• [Written request] Transcribe the records below exactly as they appear.

• [Entries]

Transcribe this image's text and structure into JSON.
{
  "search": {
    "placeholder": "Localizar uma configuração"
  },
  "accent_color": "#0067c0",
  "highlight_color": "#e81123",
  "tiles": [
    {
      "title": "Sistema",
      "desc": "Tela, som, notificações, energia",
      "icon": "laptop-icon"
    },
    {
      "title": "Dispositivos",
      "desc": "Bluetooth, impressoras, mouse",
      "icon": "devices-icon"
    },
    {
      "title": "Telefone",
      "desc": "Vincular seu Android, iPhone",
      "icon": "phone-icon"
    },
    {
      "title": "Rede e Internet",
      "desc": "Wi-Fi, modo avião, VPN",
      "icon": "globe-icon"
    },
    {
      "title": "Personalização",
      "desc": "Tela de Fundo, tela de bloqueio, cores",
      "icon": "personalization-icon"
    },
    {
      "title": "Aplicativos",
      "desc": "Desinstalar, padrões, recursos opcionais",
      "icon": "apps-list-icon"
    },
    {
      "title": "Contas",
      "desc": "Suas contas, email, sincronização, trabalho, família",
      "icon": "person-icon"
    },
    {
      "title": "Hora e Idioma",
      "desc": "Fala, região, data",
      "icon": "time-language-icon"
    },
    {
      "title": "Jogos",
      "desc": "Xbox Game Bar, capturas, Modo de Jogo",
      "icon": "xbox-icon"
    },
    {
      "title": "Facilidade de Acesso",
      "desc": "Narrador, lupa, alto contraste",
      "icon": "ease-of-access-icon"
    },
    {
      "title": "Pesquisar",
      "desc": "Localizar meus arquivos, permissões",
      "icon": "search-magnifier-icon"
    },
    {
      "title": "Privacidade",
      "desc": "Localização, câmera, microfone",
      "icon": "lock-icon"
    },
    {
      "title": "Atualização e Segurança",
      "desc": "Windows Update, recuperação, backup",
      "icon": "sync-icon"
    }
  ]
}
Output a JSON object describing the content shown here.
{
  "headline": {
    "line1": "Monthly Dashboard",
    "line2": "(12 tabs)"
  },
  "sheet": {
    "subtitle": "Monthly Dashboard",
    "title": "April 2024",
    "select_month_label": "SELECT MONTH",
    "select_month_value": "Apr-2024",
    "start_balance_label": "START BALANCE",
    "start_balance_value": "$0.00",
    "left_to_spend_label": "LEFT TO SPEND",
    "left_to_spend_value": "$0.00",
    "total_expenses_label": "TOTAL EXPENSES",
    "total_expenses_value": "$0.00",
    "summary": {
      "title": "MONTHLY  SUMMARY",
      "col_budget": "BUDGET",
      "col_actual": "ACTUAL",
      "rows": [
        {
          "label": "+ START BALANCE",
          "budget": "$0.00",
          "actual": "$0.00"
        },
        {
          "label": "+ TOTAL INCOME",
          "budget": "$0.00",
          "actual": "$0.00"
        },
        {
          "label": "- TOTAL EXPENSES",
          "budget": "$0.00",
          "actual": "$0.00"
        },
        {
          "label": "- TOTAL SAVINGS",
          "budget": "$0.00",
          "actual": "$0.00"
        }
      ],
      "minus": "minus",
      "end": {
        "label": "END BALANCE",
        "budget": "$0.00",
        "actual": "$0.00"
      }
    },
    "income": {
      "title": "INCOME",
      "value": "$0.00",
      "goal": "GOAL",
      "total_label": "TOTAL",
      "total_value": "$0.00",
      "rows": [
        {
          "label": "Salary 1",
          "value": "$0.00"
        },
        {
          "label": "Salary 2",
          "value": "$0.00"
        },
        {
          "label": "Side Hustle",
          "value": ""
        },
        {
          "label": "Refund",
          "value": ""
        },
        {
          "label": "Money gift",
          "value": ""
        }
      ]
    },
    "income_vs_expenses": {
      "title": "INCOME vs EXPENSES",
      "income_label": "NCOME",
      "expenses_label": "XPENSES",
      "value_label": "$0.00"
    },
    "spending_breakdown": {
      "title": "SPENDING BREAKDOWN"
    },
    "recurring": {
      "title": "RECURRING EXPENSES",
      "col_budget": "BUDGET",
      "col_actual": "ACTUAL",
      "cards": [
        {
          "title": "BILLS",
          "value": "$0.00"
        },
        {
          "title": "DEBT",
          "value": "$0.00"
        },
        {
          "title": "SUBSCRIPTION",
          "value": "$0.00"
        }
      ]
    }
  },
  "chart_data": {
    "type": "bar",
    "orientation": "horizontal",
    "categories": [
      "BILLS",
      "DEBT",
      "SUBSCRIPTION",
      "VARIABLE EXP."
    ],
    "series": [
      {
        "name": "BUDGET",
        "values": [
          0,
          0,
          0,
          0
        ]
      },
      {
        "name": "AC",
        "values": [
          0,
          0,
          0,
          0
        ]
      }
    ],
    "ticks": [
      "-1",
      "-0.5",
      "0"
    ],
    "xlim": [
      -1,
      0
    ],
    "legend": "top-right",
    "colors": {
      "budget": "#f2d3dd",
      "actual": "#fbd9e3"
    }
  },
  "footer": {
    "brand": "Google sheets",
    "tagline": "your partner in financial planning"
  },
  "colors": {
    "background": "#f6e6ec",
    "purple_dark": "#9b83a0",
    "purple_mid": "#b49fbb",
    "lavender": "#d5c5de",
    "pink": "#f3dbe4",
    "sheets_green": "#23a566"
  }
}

• [Worked solution]
Transcribe this image's text and structure into JSON.
{
  "search": {
    "placeholder": "Localizar uma configuração"
  },
  "accent_color": "#0067c0",
  "highlight_color": "#e81123",
  "tiles": [
    {
      "title": "Sistema",
      "desc": "Tela, som, notificações, energia",
      "icon": "laptop-icon"
    },
    {
      "title": "Dispositivos",
      "desc": "Bluetooth, impressoras, mouse",
      "icon": "devices-icon"
    },
    {
      "title": "Telefone",
      "desc": "Vincular seu Android, iPhone",
      "icon": "phone-icon"
    },
    {
      "title": "Rede e Internet",
      "desc": "Wi-Fi, modo avião, VPN",
      "icon": "globe-icon"
    },
    {
      "title": "Personalização",
      "desc": "Tela de Fundo, tela de bloqueio, cores",
      "icon": "personalization-icon"
    },
    {
      "title": "Aplicativos",
      "desc": "Desinstalar, padrões, recursos opcionais",
      "icon": "apps-list-icon"
    },
    {
      "title": "Contas",
      "desc": "Suas contas, email, sincronização, trabalho, família",
      "icon": "person-icon"
    },
    {
      "title": "Hora e Idioma",
      "desc": "Fala, região, data",
      "icon": "time-language-icon"
    },
    {
      "title": "Jogos",
      "desc": "Xbox Game Bar, capturas, Modo de Jogo",
      "icon": "xbox-icon"
    },
    {
      "title": "Facilidade de Acesso",
      "desc": "Narrador, lupa, alto contraste",
      "icon": "ease-of-access-icon"
    },
    {
      "title": "Pesquisar",
      "desc": "Localizar meus arquivos, permissões",
      "icon": "search-magnifier-icon"
    },
    {
      "title": "Privacidade",
      "desc": "Localização, câmera, microfone",
      "icon": "lock-icon"
    },
    {
      "title": "Atualização e Segurança",
      "desc": "Windows Update, recuperação, backup",
      "icon": "sync-icon"
    }
  ]
}
Output a JSON object describing the content shown here.
{
  "headline": {
    "line1": "Monthly Dashboard",
    "line2": "(12 tabs)"
  },
  "sheet": {
    "subtitle": "Monthly Dashboard",
    "title": "April 2024",
    "select_month_label": "SELECT MONTH",
    "select_month_value": "Apr-2024",
    "start_balance_label": "START BALANCE",
    "start_balance_value": "$0.00",
    "left_to_spend_label": "LEFT TO SPEND",
    "left_to_spend_value": "$0.00",
    "total_expenses_label": "TOTAL EXPENSES",
    "total_expenses_value": "$0.00",
    "summary": {
      "title": "MONTHLY  SUMMARY",
      "col_budget": "BUDGET",
      "col_actual": "ACTUAL",
      "rows": [
        {
          "label": "+ START BALANCE",
          "budget": "$0.00",
          "actual": "$0.00"
        },
        {
          "label": "+ TOTAL INCOME",
          "budget": "$0.00",
          "actual": "$0.00"
        },
        {
          "label": "- TOTAL EXPENSES",
          "budget": "$0.00",
          "actual": "$0.00"
        },
        {
          "label": "- TOTAL SAVINGS",
          "budget": "$0.00",
          "actual": "$0.00"
        }
      ],
      "minus": "minus",
      "end": {
        "label": "END BALANCE",
        "budget": "$0.00",
        "actual": "$0.00"
      }
    },
    "income": {
      "title": "INCOME",
      "value": "$0.00",
      "goal": "GOAL",
      "total_label": "TOTAL",
      "total_value": "$0.00",
      "rows": [
        {
          "label": "Salary 1",
          "value": "$0.00"
        },
        {
          "label": "Salary 2",
          "value": "$0.00"
        },
        {
          "label": "Side Hustle",
          "value": ""
        },
        {
          "label": "Refund",
          "value": ""
        },
        {
          "label": "Money gift",
          "value": ""
        }
      ]
    },
    "income_vs_expenses": {
      "title": "INCOME vs EXPENSES",
      "income_label": "NCOME",
      "expenses_label": "XPENSES",
      "value_label": "$0.00"
    },
    "spending_breakdown": {
      "title": "SPENDING BREAKDOWN"
    },
    "recurring": {
      "title": "RECURRING EXPENSES",
      "col_budget": "BUDGET",
      "col_actual": "ACTUAL",
      "cards": [
        {
          "title": "BILLS",
          "value": "$0.00"
        },
        {
          "title": "DEBT",
          "value": "$0.00"
        },
        {
          "title": "SUBSCRIPTION",
          "value": "$0.00"
        }
      ]
    }
  },
  "chart_data": {
    "type": "bar",
    "orientation": "horizontal",
    "categories": [
      "BILLS",
      "DEBT",
      "SUBSCRIPTION",
      "VARIABLE EXP."
    ],
    "series": [
      {
        "name": "BUDGET",
        "values": [
          0,
          0,
          0,
          0
        ]
      },
      {
        "name": "AC",
        "values": [
          0,
          0,
          0,
          0
        ]
      }
    ],
    "ticks": [
      "-1",
      "-0.5",
      "0"
    ],
    "xlim": [
      -1,
      0
    ],
    "legend": "top-right",
    "colors": {
      "budget": "#f2d3dd",
      "actual": "#fbd9e3"
    }
  },
  "footer": {
    "brand": "Google sheets",
    "tagline": "your partner in financial planning"
  },
  "colors": {
    "background": "#f6e6ec",
    "purple_dark": "#9b83a0",
    "purple_mid": "#b49fbb",
    "lavender": "#d5c5de",
    "pink": "#f3dbe4",
    "sheets_green": "#23a566"
  }
}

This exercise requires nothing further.